Direction:
Write out the full listing again, exactly as it stands.

⟨

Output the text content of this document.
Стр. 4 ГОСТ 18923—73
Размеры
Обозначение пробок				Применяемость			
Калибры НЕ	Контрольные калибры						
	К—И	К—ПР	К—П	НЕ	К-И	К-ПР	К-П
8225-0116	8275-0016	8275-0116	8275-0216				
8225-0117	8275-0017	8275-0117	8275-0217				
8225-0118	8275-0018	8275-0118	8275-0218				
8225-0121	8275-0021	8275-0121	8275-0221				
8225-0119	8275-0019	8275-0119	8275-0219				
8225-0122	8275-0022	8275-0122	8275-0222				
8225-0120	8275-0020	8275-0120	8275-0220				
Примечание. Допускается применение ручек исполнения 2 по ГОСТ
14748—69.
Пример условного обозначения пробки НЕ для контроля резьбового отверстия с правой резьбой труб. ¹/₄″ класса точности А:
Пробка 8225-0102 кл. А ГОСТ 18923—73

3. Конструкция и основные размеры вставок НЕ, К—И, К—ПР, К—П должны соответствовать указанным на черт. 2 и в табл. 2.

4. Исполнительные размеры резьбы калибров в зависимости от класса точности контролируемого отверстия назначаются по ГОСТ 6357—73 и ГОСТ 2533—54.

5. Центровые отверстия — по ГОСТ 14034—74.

⟩

Solution:
Output the text content of this document.
Стр. 4 ГОСТ 18923—73
Размеры
Обозначение пробок				Применяемость			
Калибры НЕ	Контрольные калибры						
	К—И	К—ПР	К—П	НЕ	К-И	К-ПР	К-П
8225-0116	8275-0016	8275-0116	8275-0216				
8225-0117	8275-0017	8275-0117	8275-0217				
8225-0118	8275-0018	8275-0118	8275-0218				
8225-0121	8275-0021	8275-0121	8275-0221				
8225-0119	8275-0019	8275-0119	8275-0219				
8225-0122	8275-0022	8275-0122	8275-0222				
8225-0120	8275-0020	8275-0120	8275-0220				
Примечание. Допускается применение ручек исполнения 2 по ГОСТ
14748—69.
Пример условного обозначения пробки НЕ для контроля резьбового отверстия с правой резьбой труб. ¹/₄″ класса точности А:
Пробка 8225-0102 кл. А ГОСТ 18923—73

3. Конструкция и основные размеры вставок НЕ, К—И, К—ПР, К—П должны соответствовать указанным на черт. 2 и в табл. 2.

4. Исполнительные размеры резьбы калибров в зависимости от класса точности контролируемого отверстия назначаются по ГОСТ 6357—73 и ГОСТ 2533—54.

5. Центровые отверстия — по ГОСТ 14034—74.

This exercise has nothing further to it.